- GIVEN EXERCISE -
Omit the pictures and output every entry below exactly as written.

- TASK INPUT -
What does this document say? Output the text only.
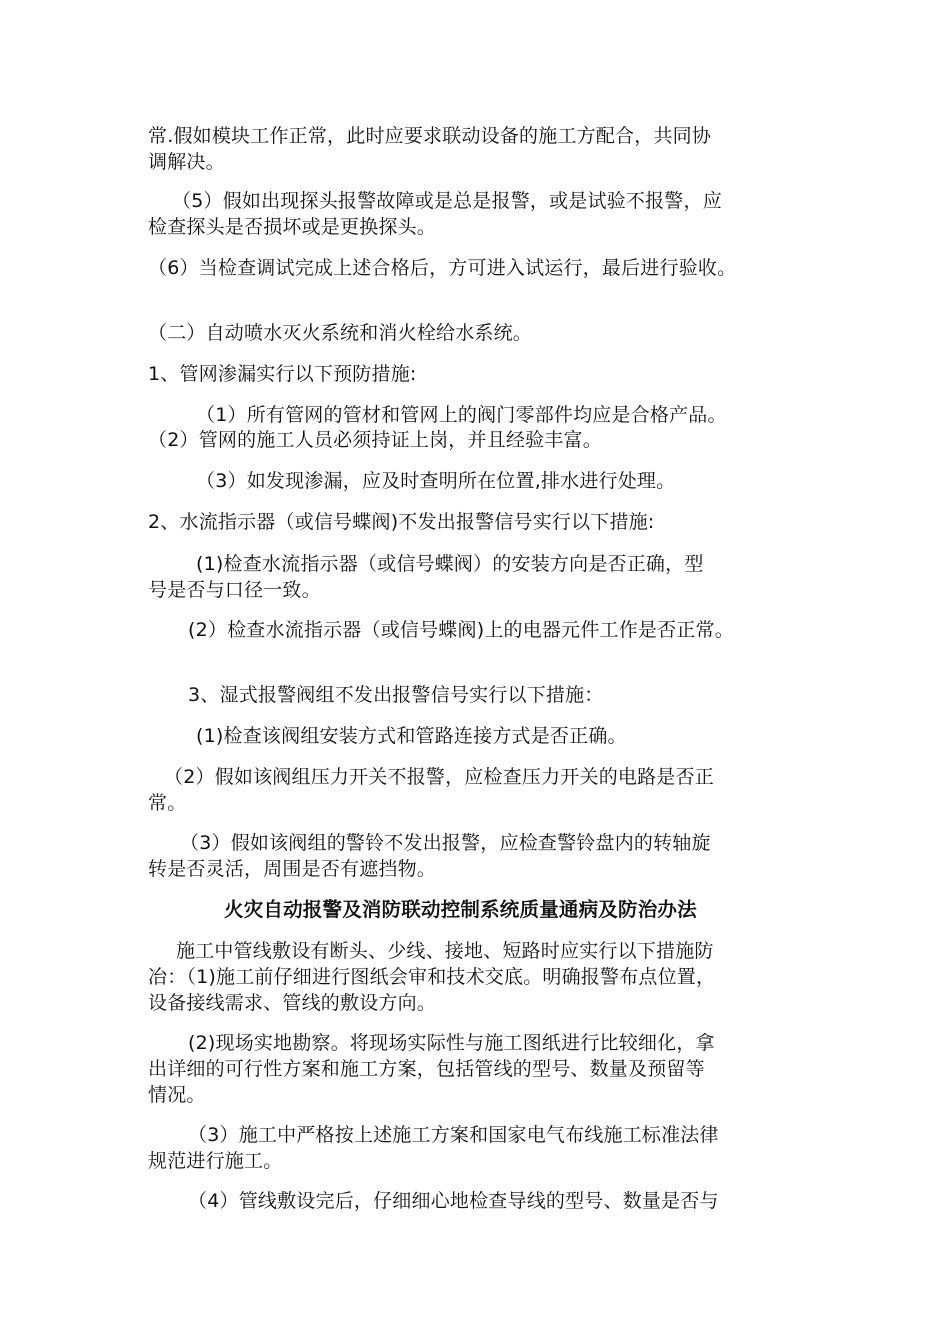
常.假如模块工作正常，此时应要求联动设备的施工方配合，共同协

调解决。

（5）假如出现探头报警故障或是总是报警，或是试验不报警，应

检查探头是否损坏或是更换探头。

（6）当检查调试完成上述合格后，方可进入试运行，最后进行验收。

（二）自动喷水灭火系统和消火栓给水系统。

1、管网渗漏实行以下预防措施:

（1）所有管网的管材和管网上的阀门零部件均应是合格产品。

（2）管网的施工人员必须持证上岗，并且经验丰富。

（3）如发现渗漏，应及时查明所在位置,排水进行处理。

2、水流指示器（或信号蝶阀)不发出报警信号实行以下措施:

(1)检查水流指示器（或信号蝶阀）的安装方向是否正确，型

号是否与口径一致。

(2）检查水流指示器（或信号蝶阀)上的电器元件工作是否正常。

3、湿式报警阀组不发出报警信号实行以下措施：

(1)检查该阀组安装方式和管路连接方式是否正确。

（2）假如该阀组压力开关不报警，应检查压力开关的电路是否正

常。

（3）假如该阀组的警铃不发出报警，应检查警铃盘内的转轴旋

转是否灵活，周围是否有遮挡物。

火灾自动报警及消防联动控制系统质量通病及防治办法

施工中管线敷设有断头、少线、接地、短路时应实行以下措施防

冶：（1)施工前仔细进行图纸会审和技术交底。明确报警布点位置，

设备接线需求、管线的敷设方向。

(2)现场实地勘察。将现场实际性与施工图纸进行比较细化，拿

出详细的可行性方案和施工方案，包括管线的型号、数量及预留等

情况。

（3）施工中严格按上述施工方案和国家电气布线施工标准法律

规范进行施工。

（4）管线敷设完后，仔细细心地检查导线的型号、数量是否与
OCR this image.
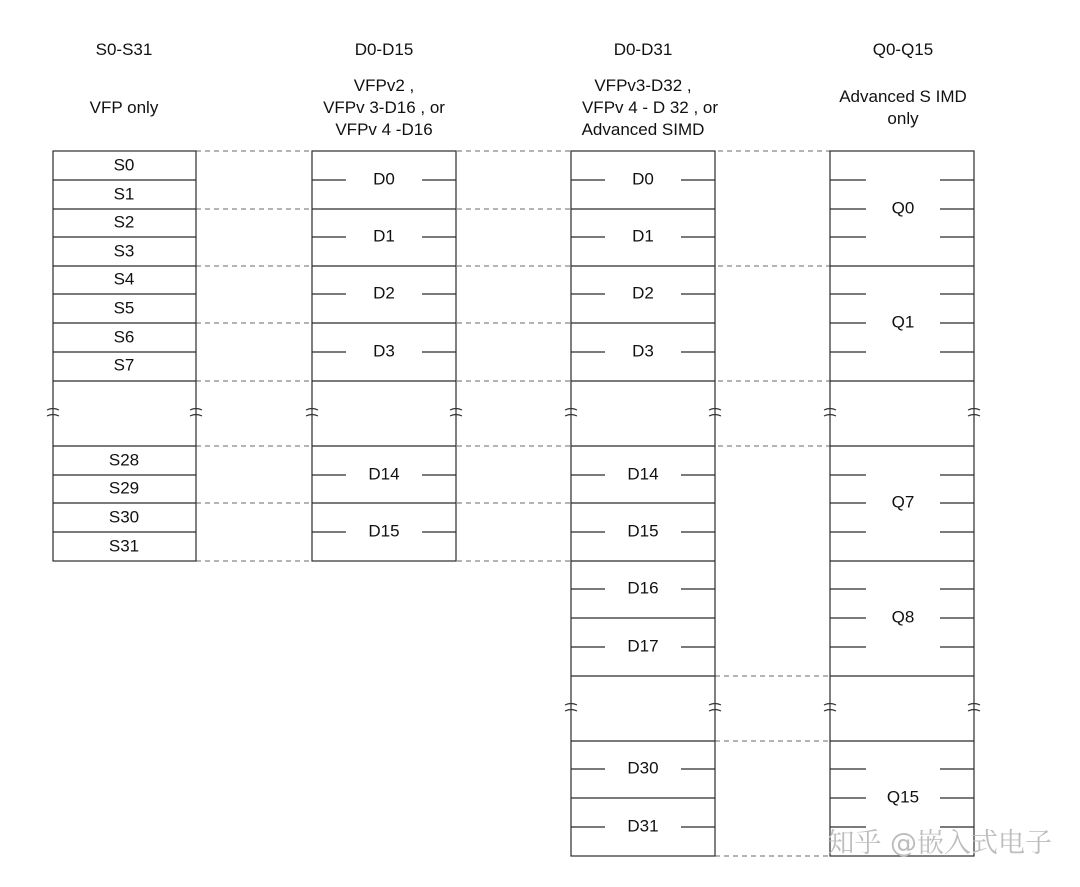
S0-S31
VFP only
S0
S1
S2
S3
S4
S5
S6
S7
S28
S29
S30
S31
D0-D15
VFPv2 ,
VFPv 3-D16 , or
VFPv 4 -D16
D0
D1
D2
D3
D14
D15
D0-D31
VFPv3-D32 ,
VFPv 4 - D 32 , or
Advanced SIMD
D0
D1
D2
D3
D14
D15
D16
D17
D30
D31
Q0-Q15
Advanced S IMD
only
Q0
Q1
Q7
Q8
Q15
知乎 @嵌入式电子
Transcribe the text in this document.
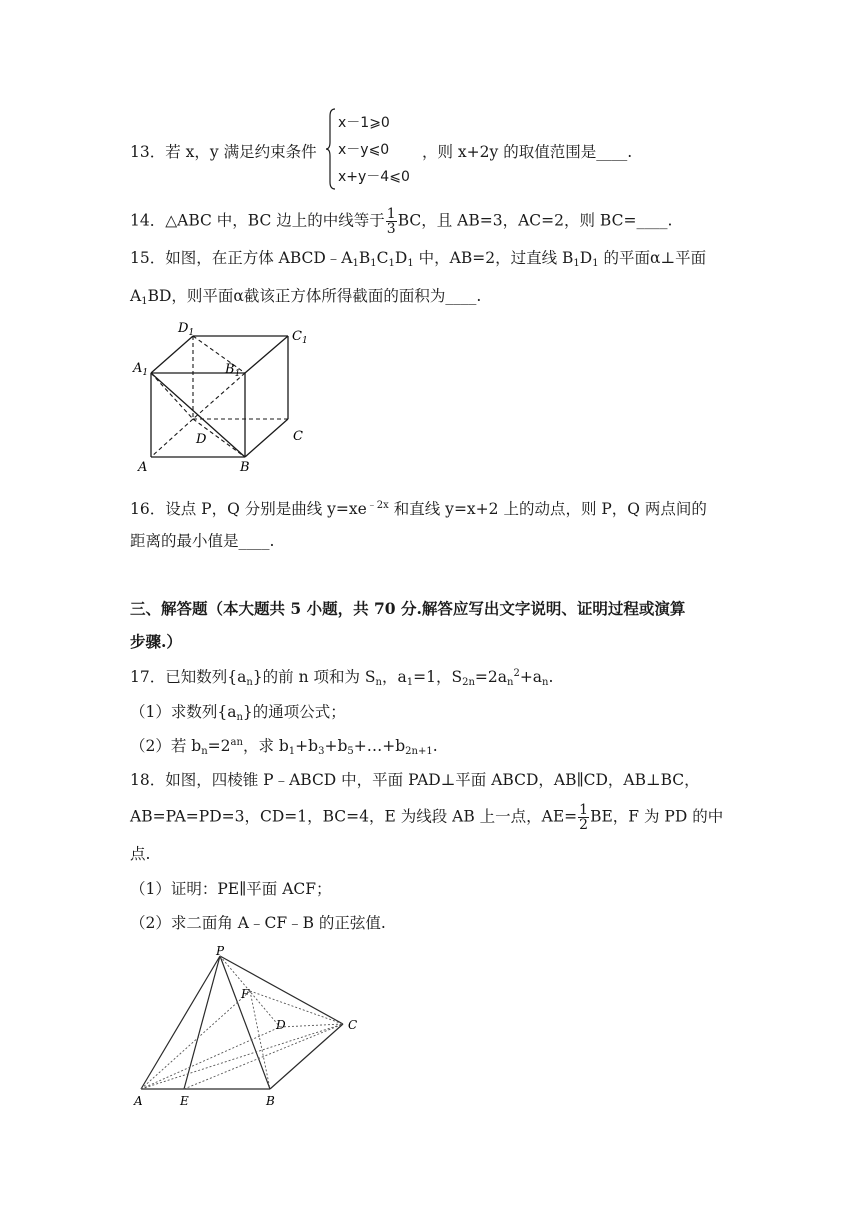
13．若 x，y 满足约束条件
x－1⩾0
x－y⩽0
x+y－4⩽0
，则 x+2y 的取值范围是____.
14．△ABC 中，BC 边上的中线等于 $\frac{1}{3}$ BC，且 AB=3，AC=2，则 BC=____.
15．如图，在正方体 $ABCD﹣A_1B_1C_1D_1$ 中，AB=2，过直线 $B_1D_1$ 的平面α⊥平面
$A_1BD$，则平面α截该正方体所得截面的面积为____.
$D_1$	$C_1$
$A_1$	$B_1$
D	C
A	B
16．设点 P，Q 分别是曲线 $y=xe^{﹣2x}$ 和直线 y=x+2 上的动点，则 P，Q 两点间的
距离的最小值是____.
三、解答题（本大题共 5 小题，共 70 分.解答应写出文字说明、证明过程或演算
步骤.）
17．已知数列$\{a_n\}$的前 n 项和为 $S_n$，$a_1=1$，$S_{2n}=2a_n^2+a_n$.
（1）求数列$\{a_n\}$的通项公式；
（2）若 $b_n=2^{an}$，求 $b_1+b_3+b_5+\dots+b_{2n+1}$.
18．如图，四棱锥 P﹣ABCD 中，平面 PAD⊥平面 ABCD，AB∥CD，AB⊥BC，
AB=PA=PD=3，CD=1，BC=4，E 为线段 AB 上一点，$AE= \frac{1}{2}$ BE，F 为 PD 的中
点.
（1）证明：PE∥平面 ACF；
（2）求二面角 A﹣CF﹣B 的正弦值.
P
F
D	C
A	E	B
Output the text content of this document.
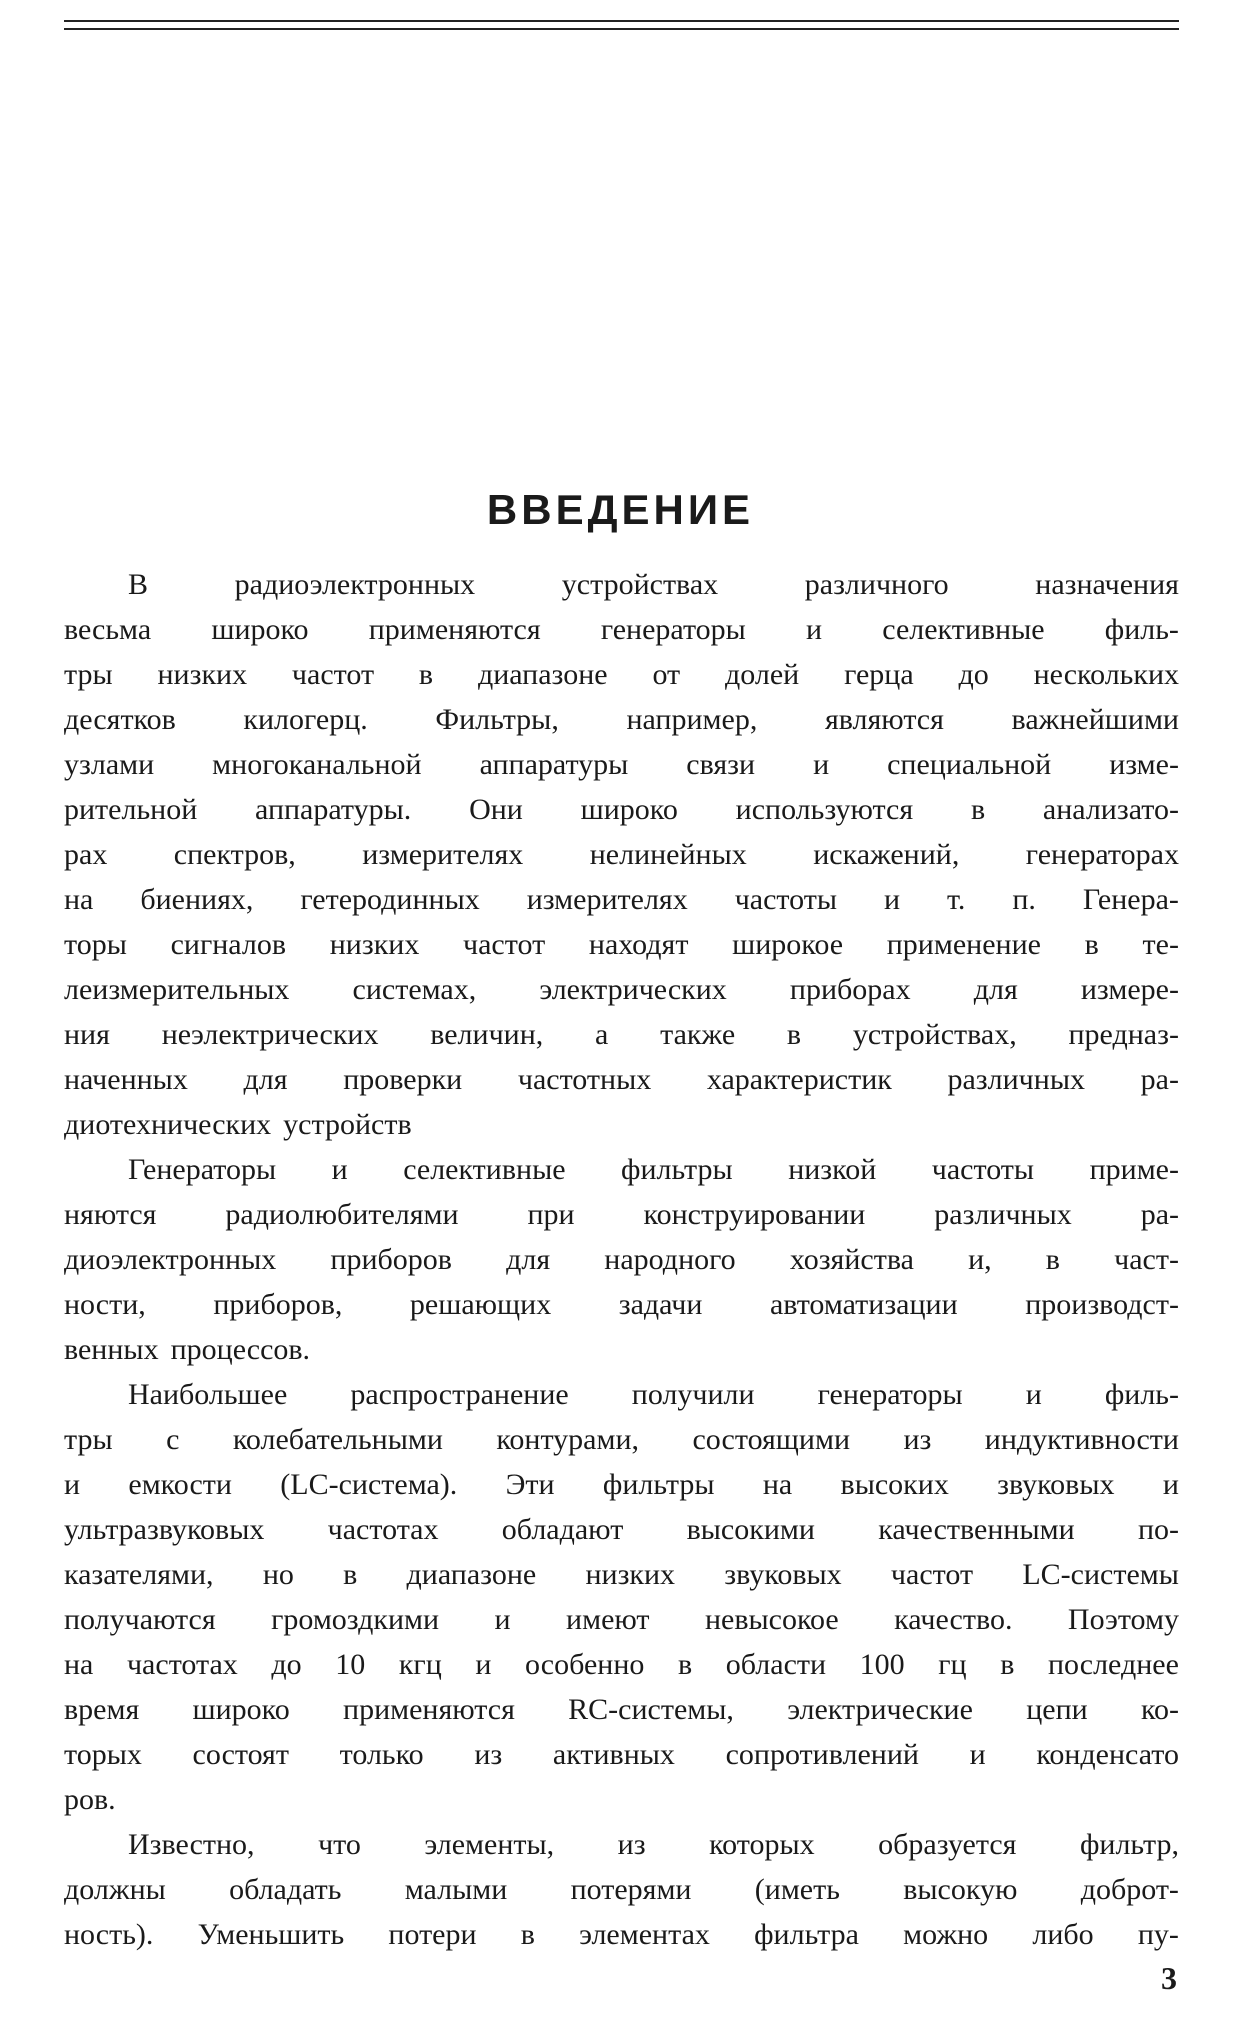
ВВЕДЕНИЕ
В	радиоэлектронных	устройствах	различного	назначения
весьма широко применяются генераторы и селективные филь-
тры низких частот в диапазоне от долей герца до нескольких
десятков килогерц. Фильтры, например, являются важнейшими
узлами многоканальной аппаратуры связи и специальной изме-
рительной аппаратуры. Они широко используются в анализато-
рах спектров, измерителях нелинейных искажений, генераторах
на биениях, гетеродинных измерителях частоты и т. п. Генера-
торы сигналов низких частот находят широкое применение в те-
леизмерительных системах, электрических приборах для измере-
ния неэлектрических величин, а также в устройствах, предназ-
наченных для проверки частотных характеристик различных ра-
диотехнических устройств
Генераторы и селективные фильтры низкой частоты приме-
няются радиолюбителями при конструировании различных ра-
диоэлектронных приборов для народного хозяйства и, в част-
ности, приборов, решающих задачи автоматизации производст-
венных процессов.
Наибольшее распространение получили генераторы и филь-
тры с колебательными контурами, состоящими из индуктивности
и емкости (LC-система). Эти фильтры на высоких звуковых и
ультразвуковых частотах обладают высокими качественными по-
казателями, но в диапазоне низких звуковых частот LC-системы
получаются громоздкими и имеют невысокое качество. Поэтому
на частотах до 10 кгц и особенно в области 100 гц в последнее
время широко применяются RC-системы, электрические цепи ко-
торых состоят только из активных сопротивлений и конденсато
ров.
Известно, что элементы, из которых образуется фильтр,
должны обладать малыми потерями (иметь высокую доброт-
ность). Уменьшить потери в элементах фильтра можно либо пу-
3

- EXERCISE RESULT -
What does this document say? Output the text only.
常.假如模块工作正常，此时应要求联动设备的施工方配合，共同协

调解决。

（5）假如出现探头报警故障或是总是报警，或是试验不报警，应

检查探头是否损坏或是更换探头。

（6）当检查调试完成上述合格后，方可进入试运行，最后进行验收。

（二）自动喷水灭火系统和消火栓给水系统。

1、管网渗漏实行以下预防措施:

（1）所有管网的管材和管网上的阀门零部件均应是合格产品。

（2）管网的施工人员必须持证上岗，并且经验丰富。

（3）如发现渗漏，应及时查明所在位置,排水进行处理。

2、水流指示器（或信号蝶阀)不发出报警信号实行以下措施:

(1)检查水流指示器（或信号蝶阀）的安装方向是否正确，型

号是否与口径一致。

(2）检查水流指示器（或信号蝶阀)上的电器元件工作是否正常。

3、湿式报警阀组不发出报警信号实行以下措施：

(1)检查该阀组安装方式和管路连接方式是否正确。

（2）假如该阀组压力开关不报警，应检查压力开关的电路是否正

常。

（3）假如该阀组的警铃不发出报警，应检查警铃盘内的转轴旋

转是否灵活，周围是否有遮挡物。

火灾自动报警及消防联动控制系统质量通病及防治办法

施工中管线敷设有断头、少线、接地、短路时应实行以下措施防

冶：（1)施工前仔细进行图纸会审和技术交底。明确报警布点位置，

设备接线需求、管线的敷设方向。

(2)现场实地勘察。将现场实际性与施工图纸进行比较细化，拿

出详细的可行性方案和施工方案，包括管线的型号、数量及预留等

情况。

（3）施工中严格按上述施工方案和国家电气布线施工标准法律

规范进行施工。

（4）管线敷设完后，仔细细心地检查导线的型号、数量是否与
OCR this image.
S0-S31
VFP only
S0
S1
S2
S3
S4
S5
S6
S7
S28
S29
S30
S31
D0-D15
VFPv2 ,
VFPv 3-D16 , or
VFPv 4 -D16
D0
D1
D2
D3
D14
D15
D0-D31
VFPv3-D32 ,
VFPv 4 - D 32 , or
Advanced SIMD
D0
D1
D2
D3
D14
D15
D16
D17
D30
D31
Q0-Q15
Advanced S IMD
only
Q0
Q1
Q7
Q8
Q15
知乎 @嵌入式电子
Transcribe the text in this document.
13．若 x，y 满足约束条件
x－1⩾0
x－y⩽0
x+y－4⩽0
，则 x+2y 的取值范围是____.
14．△ABC 中，BC 边上的中线等于 $\frac{1}{3}$ BC，且 AB=3，AC=2，则 BC=____.
15．如图，在正方体 $ABCD﹣A_1B_1C_1D_1$ 中，AB=2，过直线 $B_1D_1$ 的平面α⊥平面
$A_1BD$，则平面α截该正方体所得截面的面积为____.
$D_1$	$C_1$
$A_1$	$B_1$
D	C
A	B
16．设点 P，Q 分别是曲线 $y=xe^{﹣2x}$ 和直线 y=x+2 上的动点，则 P，Q 两点间的
距离的最小值是____.
三、解答题（本大题共 5 小题，共 70 分.解答应写出文字说明、证明过程或演算
步骤.）
17．已知数列$\{a_n\}$的前 n 项和为 $S_n$，$a_1=1$，$S_{2n}=2a_n^2+a_n$.
（1）求数列$\{a_n\}$的通项公式；
（2）若 $b_n=2^{an}$，求 $b_1+b_3+b_5+\dots+b_{2n+1}$.
18．如图，四棱锥 P﹣ABCD 中，平面 PAD⊥平面 ABCD，AB∥CD，AB⊥BC，
AB=PA=PD=3，CD=1，BC=4，E 为线段 AB 上一点，$AE= \frac{1}{2}$ BE，F 为 PD 的中
点.
（1）证明：PE∥平面 ACF；
（2）求二面角 A﹣CF﹣B 的正弦值.
P
F
D	C
A	E	B
Output the text content of this document.
ВВЕДЕНИЕ
В	радиоэлектронных	устройствах	различного	назначения
весьма широко применяются генераторы и селективные филь-
тры низких частот в диапазоне от долей герца до нескольких
десятков килогерц. Фильтры, например, являются важнейшими
узлами многоканальной аппаратуры связи и специальной изме-
рительной аппаратуры. Они широко используются в анализато-
рах спектров, измерителях нелинейных искажений, генераторах
на биениях, гетеродинных измерителях частоты и т. п. Генера-
торы сигналов низких частот находят широкое применение в те-
леизмерительных системах, электрических приборах для измере-
ния неэлектрических величин, а также в устройствах, предназ-
наченных для проверки частотных характеристик различных ра-
диотехнических устройств
Генераторы и селективные фильтры низкой частоты приме-
няются радиолюбителями при конструировании различных ра-
диоэлектронных приборов для народного хозяйства и, в част-
ности, приборов, решающих задачи автоматизации производст-
венных процессов.
Наибольшее распространение получили генераторы и филь-
тры с колебательными контурами, состоящими из индуктивности
и емкости (LC-система). Эти фильтры на высоких звуковых и
ультразвуковых частотах обладают высокими качественными по-
казателями, но в диапазоне низких звуковых частот LC-системы
получаются громоздкими и имеют невысокое качество. Поэтому
на частотах до 10 кгц и особенно в области 100 гц в последнее
время широко применяются RC-системы, электрические цепи ко-
торых состоят только из активных сопротивлений и конденсато
ров.
Известно, что элементы, из которых образуется фильтр,
должны обладать малыми потерями (иметь высокую доброт-
ность). Уменьшить потери в элементах фильтра можно либо пу-
3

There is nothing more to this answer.